(Exercise goal) Below are the records; collect from them each line containing the string "फरवर".

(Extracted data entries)
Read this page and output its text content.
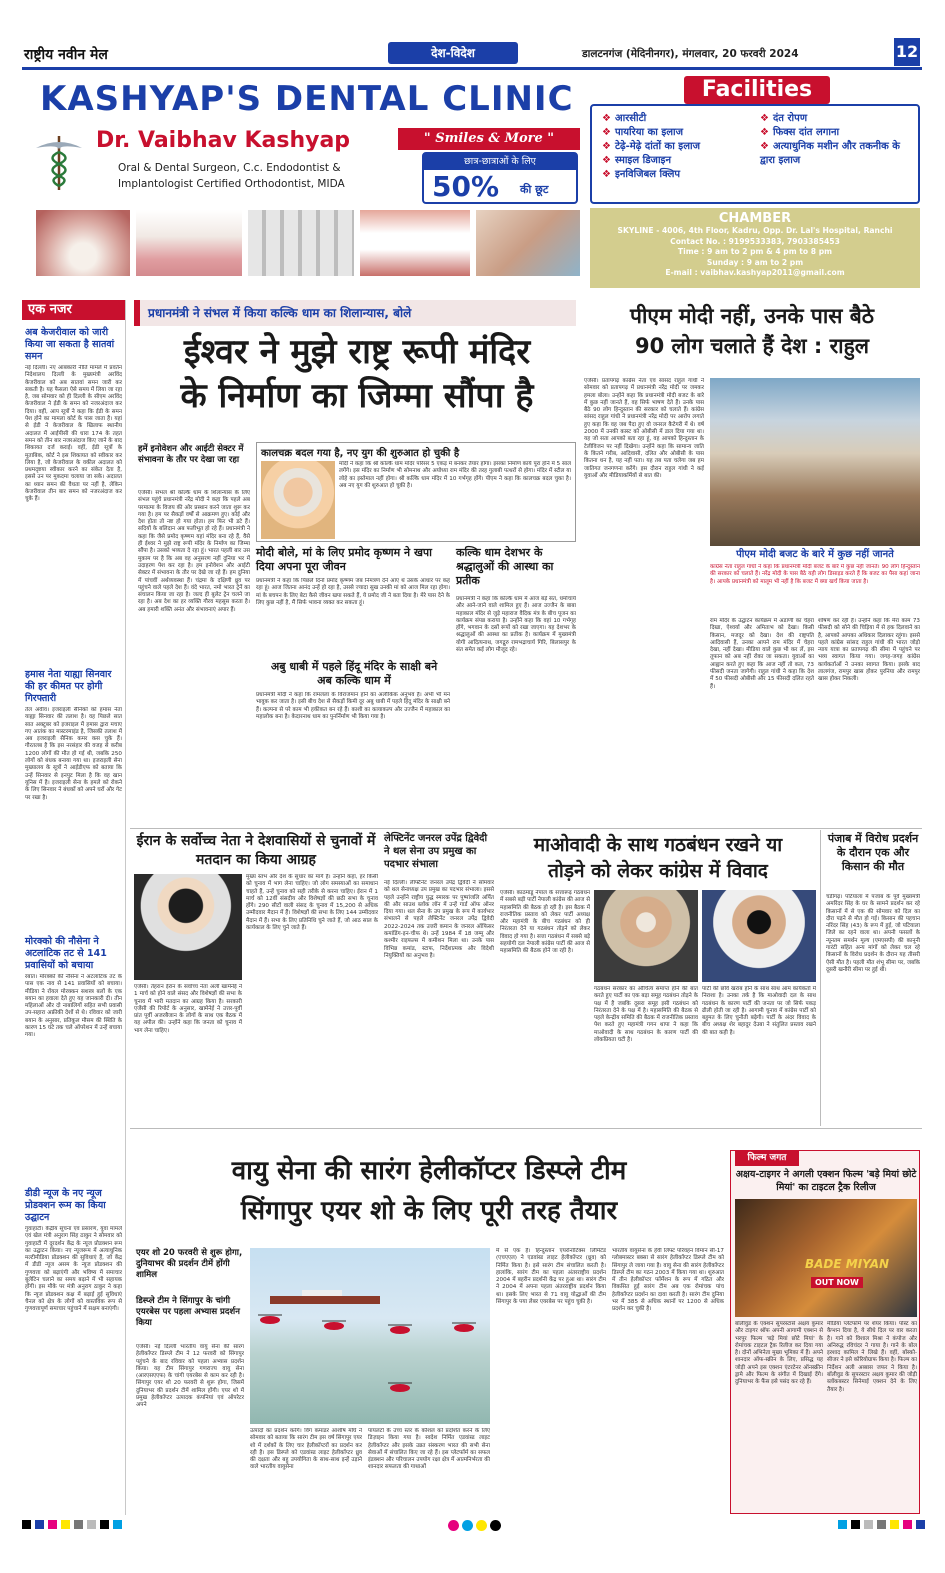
राष्ट्रीय नवीन मेल	देश-विदेश	डालटनगंज (मेदिनीनगर), मंगलवार, 20 फरवरी 2024	12
KASHYAP'S DENTAL CLINIC
Dr. Vaibhav Kashyap	" Smiles & More "
Oral & Dental Surgeon, C.c. Endodontist &
Implantologist Certified Orthodontist, MIDA
छात्र-छात्राओं के लिए
50% की छूट
Facilities
❖ आरसीटी
❖ पायरिया का इलाज
❖ टेढ़े-मेढ़े दांतों का इलाज
❖ स्माइल डिजाइन
❖ इनविजिबल क्लिप
❖ दंत रोपण
❖ फिक्स दांत लगाना
❖ अत्याधुनिक मशीन और तकनीक के द्वारा इलाज
CHAMBER
SKYLINE - 4006, 4th Floor, Kadru, Opp. Dr. Lal's Hospital, Ranchi
Contact No. : 9199533383, 7903385453
Time : 9 am to 2 pm & 4 pm to 8 pm
Sunday : 9 am to 2 pm
E-mail : vaibhav.kashyap2011@gmail.com
एक नजर
अब केजरीवाल को जारी किया जा सकता है सातवां समन
नई दिल्ली। नए आबकारी नीति मामले में प्रवर्तन निदेशालय दिल्ली के मुख्यमंत्री अरविंद केजरीवाल को अब सातवां समन जारी कर सकती है। यह फैसला ऐसे समय में लिया जा रहा है, जब सोमवार को ही दिल्ली के सीएम अरविंद केजरीवाल ने ईडी के समन को नजरअंदाज कर दिया। वहीं, आप सूत्रों ने कहा कि ईडी के समन पेश होने का मामला कोर्ट के पास जाता है। यहां से ईडी ने केजरीवाल के खिलाफ स्थानीय अदालत में आईपीसी की धारा 174 के तहत समन को तीन बार नजरअंदाज किए जाने के बाद शिकायत दर्ज कराई। वहीं, ईडी सूत्रों के मुताबिक, कोर्ट ने इस शिकायत को स्वीकार कर लिया है, जो केजरीवाल के वकील अदालत को प्रथमदृष्टया स्वीकार करने का संकेत देता है, इससे उन पर मुकदमा चलाया जा सके। अदालत का ध्यान समन की वैधता पर नहीं है, लेकिन केजरीवाल तीन बार समन को नजरअंदाज कर चुके हैं।
हमास नेता याह्या सिनवार की हर कीमत पर होगी गिरफ्तारी
तेल अवीव। इजराइली सैनिकों को हमास नेता याह्या सिनवार की तलाश है। वह पिछले सात सात अक्टूबर को इजराइल में हमास द्वारा मचाए गए आतंक का मास्टरमाइंड है, जिसकी तलाश में अब इजराइली सैनिक कमर कस चुके हैं। गौरतलब है कि इस नरसंहार की वजह से करीब 1200 लोगों की मौत हो गई थी, जबकि 250 लोगों को बंधक बनाया गया था। इजराइली सेना मुख्यालय के सूत्रों ने आईडीएफ को बताया कि उन्हें सिनवार से इनपुट मिला है कि वह खान यूनिस में है। इजराइली सेना के हमले को रोकने के लिए सिनवार ने बंधकों को अपने घरों और गेट पर रखा है।
मोरक्को की नौसेना ने अटलांटिक तट से 141 प्रवासियों को बचाया
रबात। मोरक्को की नौसेना ने अटलांटिक तट के पास एक नाव से 141 प्रवासियों को बचाया। मीडिया ने रॉयल मोरक्कन सशस्त्र बलों के एक बयान का हवाला देते हुए यह जानकारी दी। तीन महिलाओं और दो नाबालिगों सहित सभी प्रवासी उप-सहारा अफ्रीकी देशों से थे। रविवार को जारी बयान के अनुसार, प्रतिकूल मौसम की स्थिति के कारण 15 घंटे तक चले ऑपरेशन में उन्हें बचाया गया।
डीडी न्यूज के नए न्यूज प्रोडक्शन रूम का किया उद्घाटन
गुवाहाटी। केंद्रीय सूचना एवं प्रसारण, युवा मामले एवं खेल मंत्री अनुराग सिंह ठाकुर ने सोमवार को गुवाहाटी में दूरदर्शन केंद्र के न्यूज प्रोडक्शन रूम का उद्घाटन किया। नए न्यूजरूम में अत्याधुनिक मल्टीमीडिया प्रोडक्शन की सुविधाएं हैं, जो केंद्र में डीडी न्यूज असम के न्यूज प्रोडक्शन की गुणवत्ता को बढ़ाएंगी और भविष्य में समाचार बुलेटिन चलाने का समय बढ़ाने में भी सहायक होंगी। इस मौके पर मंत्री अनुराग ठाकुर ने कहा कि न्यूज प्रोडक्शन कक्ष में बढ़ाई हुई सुविधाएं चैनल को क्षेत्र के लोगों को वास्तविक रूप से गुणवत्तापूर्ण समाचार पहुंचाने में सक्षम बनाएंगी।
प्रधानमंत्री ने संभल में किया कल्कि धाम का शिलान्यास, बोले
ईश्वर ने मुझे राष्ट्र रूपी मंदिर
के निर्माण का जिम्मा सौंपा है
हमें इनोवेशन और आईटी सेक्टर में संभावना के तौर पर देखा जा रहा
एजेंसी। संभल श्री कल्कि धाम के शिलान्यास के लिए संभल पहुंचे प्रधानमंत्री नरेंद्र मोदी ने कहा कि पहले अब परमात्मा के विजय की ओर प्रस्थान करने जाता शुरू कर गया है। हम पर सैकड़ों वर्षों से आक्रमण हुए। कोई और देश होता तो नष्ट हो गया होता। हम फिर भी डटे हैं। सदियों के बलिदान अब फलीभूत हो रहे हैं। प्रधानमंत्री ने कहा कि जैसे प्रमोद कृष्णम यहां मंदिर बना रहे हैं, वैसे ही ईश्वर ने मुझे राष्ट्र रूपी मंदिर के निर्माण का जिम्मा सौंपा है। उसको भव्यता दे रहा हूं। भारत पहली बार उस मुकाम पर है कि अब वह अनुसरण नहीं दुनिया भर में उदाहरण पेश कर रहा है। हम इनोवेशन और आईटी सेक्टर में संभावना के तौर पर देखे जा रहे हैं। हम दुनिया में पांचवीं अर्थव्यवस्था हैं। चंद्रमा के दक्षिणी ध्रुव पर पहुंचने वाले पहले देश हैं। वंदे भारत, नमो भारत ट्रेनें का संचालन किया जा रहा है। जल्द ही बुलेट ट्रेन चलने जा रहा है। अब देश का हर व्यक्ति गौरव महसूस करता है। अब हमारी शक्ति अनंत और संभावनाएं अपार हैं।
कालचक्र बदल गया है, नए युग की शुरुआत हो चुकी है
मोदी ने कहा कि श्री कल्कि धाम मंदिर परिसर 5 एकड़ में बनकर तैयार होगा। इसका निर्माण कार्य पूरा होने में 5 साल लगेंगे। इस मंदिर का निर्माण भी सोमनाथ और अयोध्या राम मंदिर की तरह गुलाबी पत्थरों से होगा। मंदिर में स्टील या लोहे का इस्तेमाल नहीं होगा। श्री कल्कि धाम मंदिर में 10 गर्भगृह होंगे। पीएम ने कहा कि कालचक्र बदल चुका है। अब नए युग की शुरुआत हो चुकी है।
मोदी बोले, मां के लिए प्रमोद कृष्णम ने खपा दिया अपना पूरा जीवन
प्रधानमंत्री ने कहा कि पिछले दिनों प्रमोद कृष्णम जब निमंत्रण देने आए थे उसके आधार पर कह रहा हूं। आज जितना आनंद उन्हें हो रहा है, उससे ज्यादा सुख उनकी मां को आज मिल रहा होगा। मां के बचपन के लिए बेटा कैसे जीवन खपा सकते हैं, ये प्रमोद जी ने बता दिया है। मेरे पास देने के लिए कुछ नहीं है, मैं सिर्फ भावना व्यक्त कर सकता हूं।
अबु धाबी में पहले हिंदू मंदिर के साक्षी बने अब कल्कि धाम में
प्रधानमंत्री मोदी ने कहा कि रामलला के विराजमान होने का अलौकिक अनुभव है। अभी भी मन भावुक कर जाता है। इसी बीच देश से सैकड़ों किमी दूर अबु धाबी में पहले हिंदू मंदिर के साक्षी बने हैं। कल्पना से परे काम भी हकीकत बन रहे हैं। काशी का कायाकल्प और उज्जैन में महाकाल का महालोक बना है। केदारनाथ धाम का पुनर्निर्माण भी किया गया है।
कल्कि धाम देशभर के श्रद्धालुओं की आस्था का प्रतीक
प्रधानमंत्री ने कहा कि कल्कि धाम में आज बड़ें संत, धर्माचार्य और आने-जाने वाले शामिल हुए हैं। आज उज्जैन के बाबा महाकाल मंदिर से जुड़े महाराज वैदिक मंत्र के बीच पूजन का कार्यक्रम संपन्न कराया है। उन्होंने कहा कि वहां 10 गर्भगृह होंगे, भगवान के दसों रूपों को रखा जाएगा। यह देशभर के श्रद्धालुओं की आस्था का प्रतीक है। कार्यक्रम में मुख्यमंत्री योगी आदित्यनाथ, जगद्गुरु रामभद्राचार्य गिरि, बिलासपुर के संत समेत कई लोग मौजूद रहे।
पीएम मोदी नहीं, उनके पास बैठे
90 लोग चलाते हैं देश : राहुल
एजेंसी। प्रतापगढ़ कांग्रेस नेता एवं सांसद राहुल गांधी ने सोमवार को प्रतापगढ़ में प्रधानमंत्री नरेंद्र मोदी पर जमकर हमला बोला। उन्होंने कहा कि प्रधानमंत्री मोदी बजट के बारे में कुछ नहीं जानते हैं, वह सिर्फ भाषण देते हैं। उनके पास बैठे 90 लोग हिन्दुस्तान की सरकार को चलाते हैं। कांग्रेस सांसद राहुल गांधी ने प्रधानमंत्री नरेंद्र मोदी पर आरोप लगाते हुए कहा कि वह जब पैदा हुए वो जनरल कैटेगरी में थे। वर्ष 2000 में उनकी कास्ट को ओबीसी में डाल दिया गया था। यह जो सता आपको बता रहा हूं, वह आपको हिन्दुस्तान के टेलीविजन पर नहीं दिखेगा। उन्होंने कहा कि सामान्य जाति के कितने गरीब, आदिवासी, दलित और ओबीसी के पास कितना धन है, यह नहीं पता। यह तब पता चलेगा जब हम जातिगत जनगणना करेंगे। इस दौरान राहुल गांधी ने कई युवाओं और मीडियाकर्मियों से बात की।
पीएम मोदी बजट के बारे में कुछ नहीं जानते
कांग्रेस नेता राहुल गांधी ने कहा कि प्रधानमंत्री मोदी बजट के बारे में कुछ नहीं जानते। 90 लोग हिन्दुस्तान की सरकार को चलाते हैं। नरेंद्र मोदी के पास बैठे यही लोग डिसाइड करते हैं कि बजट का पैसा कहां जाना है। आपके प्रधानमंत्री को मालूम भी नहीं है कि बजट में क्या खर्च किया जाता है।
राम मंदिर के उद्घाटन कार्यक्रम में अडाणी का चेहरा दिखा, ऐश्वर्या और अमिताभ को देखा। किसी किसान, मजदूर को देखा। देश की राष्ट्रपति आदिवासी हैं, उनका आपने राम मंदिर में चेहरा देखा, नहीं देखा। मीडिया वाले कुछ भी कर लें, इस तूफान को अब नहीं रोका जा सकता। युवाओं का आह्वान करते हुए कहा कि आज नहीं तो कल, 73 फीसदी जनता जागेगी। राहुल गांधी ने कहा कि देश में 50 फीसदी ओबीसी और 15 फीसदी दलित रहते हैं।
शोषण कर रही हैं। उन्होंने कहा कि मेरा काम 73 फीसदी को सोने की चिड़िया में से हक दिलवाने का है, आपको आपका अधिकार दिलाकर रहूंगा। इससे पहले कांग्रेस सांसद राहुल गांधी की भारत जोड़ो न्याय यात्रा का प्रतापगढ़ की सीमा में पहुंचने पर भव्य स्वागत किया गया। जगह-जगह कांग्रेस कार्यकर्ताओं ने उनका स्वागत किया। इसके बाद लालगंज, रामपुर खास होकर पुरनिया और रामपुर खास होकर निकली।
ईरान के सर्वोच्च नेता ने देशवासियों से चुनावों में मतदान का किया आग्रह
एजेंसी। तेहरान ईरान के सर्वोच्च नेता अली खामेनेई ने 1 मार्च को होने वाले संसद और विशेषज्ञों की सभा के चुनाव में भारी मतदान का आग्रह किया है। सरकारी एजेंसी की रिपोर्ट के अनुसार, खामेनेई ने उत्तर-पूर्वी प्रांत पूर्वी अजरबैजान के लोगों के साथ एक बैठक में यह अपील की। उन्होंने कहा कि जनता को चुनाव में भाग लेना चाहिए।
मुख्य स्तंभ और देश के सुधार का मार्ग है। उन्होंने कहा, हर किसी को चुनाव में भाग लेना चाहिए। जो लोग समस्याओं का समाधान चाहते हैं, उन्हें चुनाव को सही तरीके से करना चाहिए। ईरान में 1 मार्च को 12वीं संसदीय और विशेषज्ञों की छठी सभा के चुनाव होंगे। 290 सीटों वाली संसद के चुनाव में 15,200 से अधिक उम्मीदवार मैदान में हैं। विशेषज्ञों की सभा के लिए 144 उम्मीदवार मैदान में हैं। सभा के लिए प्रतिनिधि चुने जाते हैं, जो आठ साल के कार्यकाल के लिए चुने जाते हैं।
लेफ्टिनेंट जनरल उपेंद्र द्विवेदी ने थल सेना उप प्रमुख का पदभार संभाला
नई दिल्ली। लेफ्टिनेंट जनरल उपेंद्र द्विवेदी ने सोमवार को थल सेनाध्यक्ष उप प्रमुख का पदभार संभाला। इससे पहले उन्होंने राष्ट्रीय युद्ध स्मारक पर पुष्पांजलि अर्पित की और साउथ ब्लॉक लॉन में उन्हें गार्ड ऑफ ऑनर दिया गया। थल सेना के उप प्रमुख के रूप में कार्यभार संभालने से पहले लेफ्टिनेंट जनरल उपेंद्र द्विवेदी 2022-2024 तक उत्तरी कमान के जनरल ऑफिसर कमांडिंग-इन-चीफ थे। उन्हें 1984 में 18 जम्मू और कश्मीर राइफल्स में कमीशन मिला था। उनके पास विभिन्न कमांड, स्टाफ, निर्देशात्मक और विदेशी नियुक्तियों का अनुभव है।
माओवादी के साथ गठबंधन रखने या
तोड़ने को लेकर कांग्रेस में विवाद
एजेंसी। काठमांडू नेपाल के सत्तारूढ़ गठबंधन में सबसे बड़ी पार्टी नेपाली कांग्रेस की आज से महासमिति की बैठक हो रही है। इस बैठक में राजनीतिक प्रस्ताव को लेकर पार्टी अध्यक्ष और महामंत्री के बीच गठबंधन को ही निरंतरता देने या गठबंधन तोड़ने को लेकर विवाद हो गया है। सत्ता गठबंधन में सबसे बड़े सहयोगी दल नेपाली कांग्रेस पार्टी की आज से महासमिति की बैठक होने जा रही है।
गठबंधन सरकार का औचित्य समाप्त होने की बात करते हुए पार्टी का एक बड़ा समूह गठबंधन तोड़ने के पक्ष में है जबकि दूसरा समूह इसी गठबंधन को निरंतरता देने के पक्ष में है। महासमिति की बैठक से पहले केन्द्रीय समिति की बैठक में राजनीतिक प्रस्ताव पेश करते हुए महामंत्री गगन थापा ने कहा कि माओवादी के साथ गठबंधन के कारण पार्टी की लोकप्रियता घटी है।
पार्टी की छवि खराब होने के साथ साथ आम कार्यकर्ता में निराशा है। उनका तर्क है कि माओवादी दल के साथ गठबंधन के कारण पार्टी की जनता पर जो सिर्फ पकड़ ढीली होती जा रही है। आगामी चुनाव में कांग्रेस पार्टी को बहुमत के लिए चुनौती बढ़ेगी। पार्टी के अंदर विवाद के बीच अध्यक्ष शेर बहादुर देउबा ने संतुलित प्रस्ताव रखने की बात कही है।
पंजाब में विरोध प्रदर्शन के दौरान एक और किसान की मौत
चंडीगढ़। पटियाला में पंजाब के पूर्व मुख्यमंत्री अमरिंदर सिंह के घर के सामने प्रदर्शन कर रहे किसानों में से एक की सोमवार को दिल का दौरा पड़ने से मौत हो गई। किसान की पहचान नरिंदर सिंह (43) के रूप में हुई, जो पटियाला जिले का रहने वाला था। अपनी फसलों के न्यूनतम समर्थन मूल्य (एमएसपी) की कानूनी गारंटी सहित अन्य मांगों को लेकर चल रहे किसानों के विरोध प्रदर्शन के दौरान यह तीसरी ऐसी मौत है। पहली मौत शंभू सीमा पर, जबकि दूसरी खनौरी सीमा पर हुई थी।
वायु सेना की सारंग हेलीकॉप्टर डिस्प्ले टीम
सिंगापुर एयर शो के लिए पूरी तरह तैयार
एयर शो 20 फरवरी से शुरू होगा, दुनियाभर की प्रदर्शन टीमें होंगी शामिल
डिस्प्ले टीम ने सिंगापुर के चांगी एयरबेस पर पहला अभ्यास प्रदर्शन किया
एजेंसी। नई दिल्ली भारतीय वायु सेना की सारंग हेलीकॉप्टर डिस्प्ले टीम ने 12 फरवरी को सिंगापुर पहुंचने के बाद रविवार को पहला अभ्यास प्रदर्शन किया। यह टीम सिंगापुर गणराज्य वायु सेना (आरएसएएफ) के चांगी एयरबेस से काम कर रही है। सिंगापुर एयर शो 20 फरवरी से शुरू होगा, जिसमें दुनियाभर की प्रदर्शन टीमें शामिल होंगी। एयर शो में प्रमुख हेलीकॉप्टर उत्पादक कंपनियां एवं ऑपरेटर अपने
उत्पादों का प्रदर्शन करेंगे। विंग कमांडर आशीष मोघे ने सोमवार को बताया कि सारंग टीम इस वर्ष सिंगापुर एयर शो में दर्शकों के लिए चार हेलीकॉप्टरों का प्रदर्शन कर रही है। इस डिस्प्ले को एडवांस्ड लाइट हेलीकॉप्टर ध्रुव की दक्षता और बहु उपयोगिता के साथ-साथ इन्हें उड़ाने वाले भारतीय वायुसेना
पायलटों के उच्च स्तर के कौशल को प्रदर्शित करने के लिए डिज़ाइन किया गया है। स्वदेश निर्मित एडवांस्ड लाइट हेलीकॉप्टर और इसके उन्नत संस्करण भारत की सभी सेना सेवाओं में संचालित किए जा रहे हैं। इस प्लेटफॉर्म का सफल इंडक्शन और परिचालन उपयोग रक्षा क्षेत्र में आत्मनिर्भरता की शानदार सफलता की गाथाओं
में से एक है। हिन्दुस्तान एयरोनॉटिक्स लिमिटेड (एचएएल) ने एडवांस्ड लाइट हेलीकॉप्टर (ध्रुव) को निर्मित किया है। इसे सारंग टीम संचालित करती है। हालांकि, सारंग टीम का पहला अंतरराष्ट्रीय प्रदर्शन 2004 में बहरीन प्रदर्शनी केंद्र पर हुआ था। सारंग टीम ने 2004 में अपना पहला अंतरराष्ट्रीय प्रदर्शन किया था। इसके लिए भारत से 71 वायु योद्धाओं की टीम सिंगापुर के पया लेबर एयरबेस पर पहुंच चुकी है।
भारतीय वायुसेना के हेवी लिफ्ट परिवहन विमान सी-17 ग्लोबमास्टर बक्सा से सारंग हेलीकॉप्टर डिस्प्ले टीम को सिंगापुर ले जाया गया है। वायु सेना की सारंग हेलीकॉप्टर डिस्प्ले टीम का गठन 2003 में किया गया था। शुरुआत में तीन हेलीकॉप्टर फॉर्मेशन के रूप में गठित और विकसित हुई सारंग टीम अब एक रोमांचक पांच हेलीकॉप्टर प्रदर्शन का दावा करती है। सारंग टीम दुनिया भर में 385 से अधिक स्थानों पर 1200 से अधिक प्रदर्शन कर चुकी है।
फिल्म जगत
अक्षय-टाइगर ने अगली एक्शन फिल्म 'बड़े मियां छोटे मियां' का टाइटल ट्रैक रिलीज
BADE MIYAN
OUT NOW
बॉलीवुड के एक्शन सुपरस्टार्स अक्षय कुमार और टाइगर श्रॉफ अपनी आगामी एक्शन से भरपूर फिल्म 'बड़े मियां छोटे मियां' के रोमांचक टाइटल ट्रैक रिलीज कर दिया गया है। दोनों अभिनेता मुख्य भूमिका में हैं। अपने शानदार ऑफ-स्क्रीन के लिए, प्रसिद्ध यह जोड़ी अपने इस एक्शन एंटरटेनर ऑनस्क्रीन ड्रामे और फिल्म के संगीत में दिखाई देंगे। दुनियाभर के फैंस इसे पसंद कर रहे हैं।
मीडिया प्लेटफॉर्म पर शेयर किया। पोस्ट का कैप्शन दिया है, ये सीधे दिल पर वार करता है। गाने को विशाल मिश्रा ने कंपोज और अनिरुद्ध रविचंदर ने गाया है। गाने के बोल इरशाद कामिल ने लिखे हैं। वहीं, बॉस्को-सीजर ने इसे कोरियोग्राफ किया है। फिल्म का निर्देशन अली अब्बास जफर ने किया है। बॉलीवुड के सुपरस्टार अक्षय कुमार की जोड़ी ब्लॉकबस्टर सिनेमाई एक्शन देने के लिए तैयार है।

(Solution to this problem)
राष्ट्रीय नवीन मेल	देश-विदेश	डालटनगंज (मेदिनीनगर), मंगलवार, 20 फरवरी 2024	12
एयर शो 20 फरवरी से शुरू होगा, दुनियाभर की प्रदर्शन टीमें होंगी शामिल
एजेंसी। नई दिल्ली भारतीय वायु सेना की सारंग हेलीकॉप्टर डिस्प्ले टीम ने 12 फरवरी को सिंगापुर पहुंचने के बाद रविवार को पहला अभ्यास प्रदर्शन किया। यह टीम सिंगापुर गणराज्य वायु सेना (आरएसएएफ) के चांगी एयरबेस से काम कर रही है। सिंगापुर एयर शो 20 फरवरी से शुरू होगा, जिसमें दुनियाभर की प्रदर्शन टीमें शामिल होंगी। एयर शो में प्रमुख हेलीकॉप्टर उत्पादक कंपनियां एवं ऑपरेटर अपने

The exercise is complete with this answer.